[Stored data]
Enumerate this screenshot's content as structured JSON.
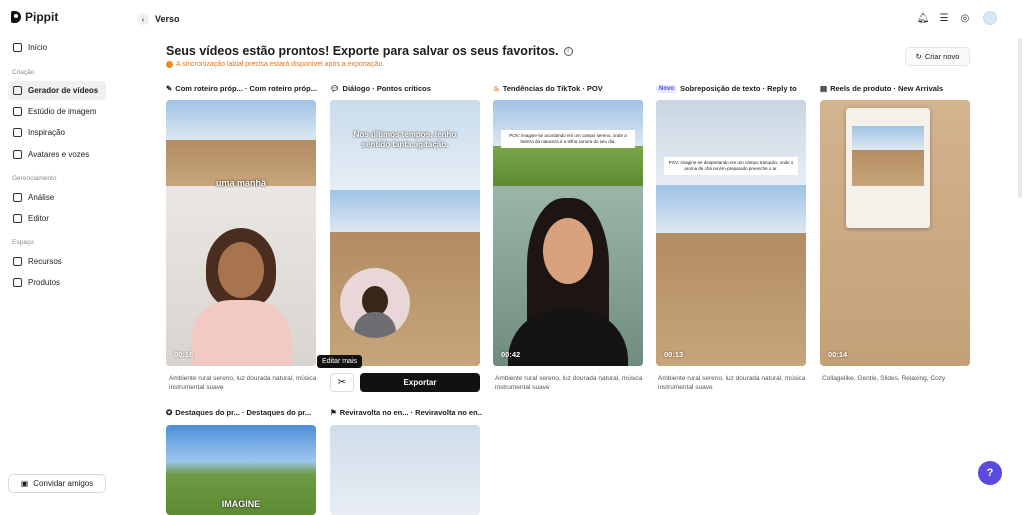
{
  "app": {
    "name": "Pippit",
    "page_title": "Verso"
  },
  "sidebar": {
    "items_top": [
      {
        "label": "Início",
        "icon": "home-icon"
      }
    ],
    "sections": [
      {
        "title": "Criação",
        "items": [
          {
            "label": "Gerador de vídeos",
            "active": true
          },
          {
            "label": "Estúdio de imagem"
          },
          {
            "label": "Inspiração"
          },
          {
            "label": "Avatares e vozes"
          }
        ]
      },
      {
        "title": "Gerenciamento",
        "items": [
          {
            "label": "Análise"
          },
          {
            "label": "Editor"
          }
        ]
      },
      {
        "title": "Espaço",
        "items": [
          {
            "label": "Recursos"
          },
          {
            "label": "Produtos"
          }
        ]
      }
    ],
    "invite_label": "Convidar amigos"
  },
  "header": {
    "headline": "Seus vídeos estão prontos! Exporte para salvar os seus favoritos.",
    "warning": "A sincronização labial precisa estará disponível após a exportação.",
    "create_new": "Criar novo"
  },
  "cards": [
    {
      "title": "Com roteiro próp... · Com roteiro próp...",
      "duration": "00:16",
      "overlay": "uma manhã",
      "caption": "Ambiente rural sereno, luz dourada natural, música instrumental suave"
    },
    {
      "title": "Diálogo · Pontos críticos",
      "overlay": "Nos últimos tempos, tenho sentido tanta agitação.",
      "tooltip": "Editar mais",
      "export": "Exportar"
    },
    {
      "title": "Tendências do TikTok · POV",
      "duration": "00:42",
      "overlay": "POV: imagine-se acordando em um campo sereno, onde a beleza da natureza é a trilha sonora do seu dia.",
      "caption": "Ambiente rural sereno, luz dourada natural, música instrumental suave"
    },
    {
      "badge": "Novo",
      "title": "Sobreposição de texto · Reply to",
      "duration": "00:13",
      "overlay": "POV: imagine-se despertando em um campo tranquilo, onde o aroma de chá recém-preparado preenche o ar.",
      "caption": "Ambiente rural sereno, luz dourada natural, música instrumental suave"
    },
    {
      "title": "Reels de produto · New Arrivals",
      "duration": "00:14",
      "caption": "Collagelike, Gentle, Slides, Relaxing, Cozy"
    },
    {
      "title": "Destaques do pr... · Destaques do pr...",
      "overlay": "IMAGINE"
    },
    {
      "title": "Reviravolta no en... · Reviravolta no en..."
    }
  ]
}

Task goal: Write out the records above exactly as they appear, leaving out any pictures.

Solution below:
Enumerate this screenshot's content as structured JSON.
{
  "app": {
    "name": "Pippit",
    "page_title": "Verso"
  },
  "sidebar": {
    "items_top": [
      {
        "label": "Início",
        "icon": "home-icon"
      }
    ],
    "sections": [
      {
        "title": "Criação",
        "items": [
          {
            "label": "Gerador de vídeos",
            "active": true
          },
          {
            "label": "Estúdio de imagem"
          },
          {
            "label": "Inspiração"
          },
          {
            "label": "Avatares e vozes"
          }
        ]
      },
      {
        "title": "Gerenciamento",
        "items": [
          {
            "label": "Análise"
          },
          {
            "label": "Editor"
          }
        ]
      },
      {
        "title": "Espaço",
        "items": [
          {
            "label": "Recursos"
          },
          {
            "label": "Produtos"
          }
        ]
      }
    ],
    "invite_label": "Convidar amigos"
  },
  "header": {
    "headline": "Seus vídeos estão prontos! Exporte para salvar os seus favoritos.",
    "warning": "A sincronização labial precisa estará disponível após a exportação.",
    "create_new": "Criar novo"
  },
  "cards": [
    {
      "title": "Com roteiro próp... · Com roteiro próp...",
      "duration": "00:16",
      "overlay": "uma manhã",
      "caption": "Ambiente rural sereno, luz dourada natural, música instrumental suave"
    },
    {
      "title": "Diálogo · Pontos críticos",
      "overlay": "Nos últimos tempos, tenho sentido tanta agitação.",
      "tooltip": "Editar mais",
      "export": "Exportar"
    },
    {
      "title": "Tendências do TikTok · POV",
      "duration": "00:42",
      "overlay": "POV: imagine-se acordando em um campo sereno, onde a beleza da natureza é a trilha sonora do seu dia.",
      "caption": "Ambiente rural sereno, luz dourada natural, música instrumental suave"
    },
    {
      "badge": "Novo",
      "title": "Sobreposição de texto · Reply to",
      "duration": "00:13",
      "overlay": "POV: imagine-se despertando em um campo tranquilo, onde o aroma de chá recém-preparado preenche o ar.",
      "caption": "Ambiente rural sereno, luz dourada natural, música instrumental suave"
    },
    {
      "title": "Reels de produto · New Arrivals",
      "duration": "00:14",
      "caption": "Collagelike, Gentle, Slides, Relaxing, Cozy"
    },
    {
      "title": "Destaques do pr... · Destaques do pr...",
      "overlay": "IMAGINE"
    },
    {
      "title": "Reviravolta no en... · Reviravolta no en..."
    }
  ]
}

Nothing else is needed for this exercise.